# [Exercise task]
Repeat every record below exactly, leaving out the pictures.

# [Task material]
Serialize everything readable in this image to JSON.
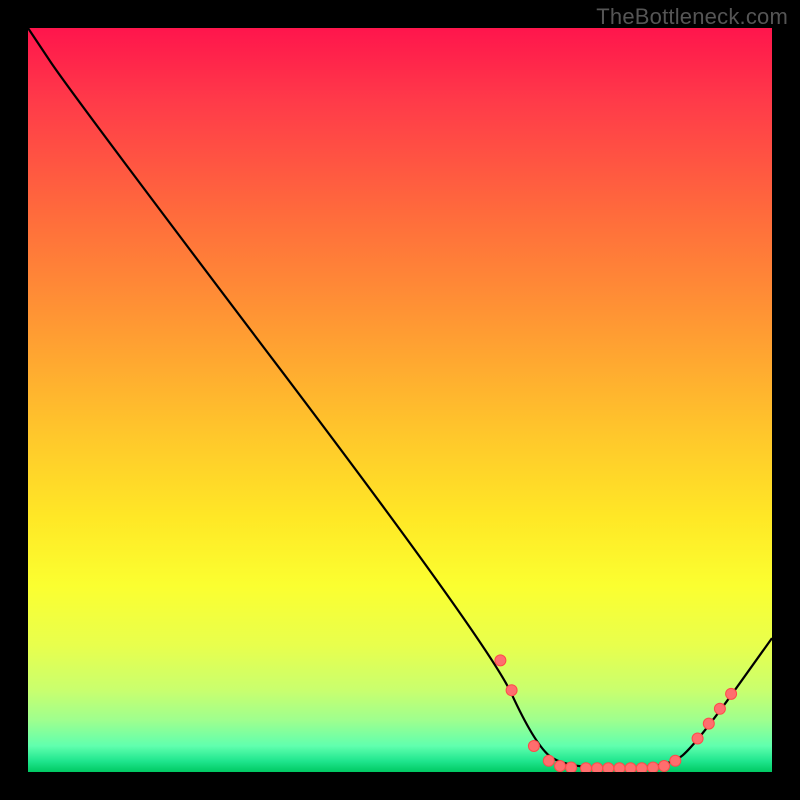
{
  "watermark": "TheBottleneck.com",
  "colors": {
    "background": "#000000",
    "line": "#000000",
    "marker_fill": "#ff6e6e",
    "marker_stroke": "#ff4a4a"
  },
  "chart_data": {
    "type": "line",
    "title": "",
    "xlabel": "",
    "ylabel": "",
    "xlim": [
      0,
      100
    ],
    "ylim": [
      0,
      100
    ],
    "grid": false,
    "line_points": [
      {
        "x": 0,
        "y": 100
      },
      {
        "x": 6,
        "y": 91
      },
      {
        "x": 62,
        "y": 17
      },
      {
        "x": 68,
        "y": 4
      },
      {
        "x": 72,
        "y": 0.5
      },
      {
        "x": 86,
        "y": 0.5
      },
      {
        "x": 90,
        "y": 4
      },
      {
        "x": 100,
        "y": 18
      }
    ],
    "markers": [
      {
        "x": 63.5,
        "y": 15
      },
      {
        "x": 65,
        "y": 11
      },
      {
        "x": 68,
        "y": 3.5
      },
      {
        "x": 70,
        "y": 1.5
      },
      {
        "x": 71.5,
        "y": 0.8
      },
      {
        "x": 73,
        "y": 0.6
      },
      {
        "x": 75,
        "y": 0.5
      },
      {
        "x": 76.5,
        "y": 0.5
      },
      {
        "x": 78,
        "y": 0.5
      },
      {
        "x": 79.5,
        "y": 0.5
      },
      {
        "x": 81,
        "y": 0.5
      },
      {
        "x": 82.5,
        "y": 0.5
      },
      {
        "x": 84,
        "y": 0.6
      },
      {
        "x": 85.5,
        "y": 0.8
      },
      {
        "x": 87,
        "y": 1.5
      },
      {
        "x": 90,
        "y": 4.5
      },
      {
        "x": 91.5,
        "y": 6.5
      },
      {
        "x": 93,
        "y": 8.5
      },
      {
        "x": 94.5,
        "y": 10.5
      }
    ]
  }
}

# [Response]
Serialize everything readable in this image to JSON.
{
  "watermark": "TheBottleneck.com",
  "colors": {
    "background": "#000000",
    "line": "#000000",
    "marker_fill": "#ff6e6e",
    "marker_stroke": "#ff4a4a"
  },
  "chart_data": {
    "type": "line",
    "title": "",
    "xlabel": "",
    "ylabel": "",
    "xlim": [
      0,
      100
    ],
    "ylim": [
      0,
      100
    ],
    "grid": false,
    "line_points": [
      {
        "x": 0,
        "y": 100
      },
      {
        "x": 6,
        "y": 91
      },
      {
        "x": 62,
        "y": 17
      },
      {
        "x": 68,
        "y": 4
      },
      {
        "x": 72,
        "y": 0.5
      },
      {
        "x": 86,
        "y": 0.5
      },
      {
        "x": 90,
        "y": 4
      },
      {
        "x": 100,
        "y": 18
      }
    ],
    "markers": [
      {
        "x": 63.5,
        "y": 15
      },
      {
        "x": 65,
        "y": 11
      },
      {
        "x": 68,
        "y": 3.5
      },
      {
        "x": 70,
        "y": 1.5
      },
      {
        "x": 71.5,
        "y": 0.8
      },
      {
        "x": 73,
        "y": 0.6
      },
      {
        "x": 75,
        "y": 0.5
      },
      {
        "x": 76.5,
        "y": 0.5
      },
      {
        "x": 78,
        "y": 0.5
      },
      {
        "x": 79.5,
        "y": 0.5
      },
      {
        "x": 81,
        "y": 0.5
      },
      {
        "x": 82.5,
        "y": 0.5
      },
      {
        "x": 84,
        "y": 0.6
      },
      {
        "x": 85.5,
        "y": 0.8
      },
      {
        "x": 87,
        "y": 1.5
      },
      {
        "x": 90,
        "y": 4.5
      },
      {
        "x": 91.5,
        "y": 6.5
      },
      {
        "x": 93,
        "y": 8.5
      },
      {
        "x": 94.5,
        "y": 10.5
      }
    ]
  }
}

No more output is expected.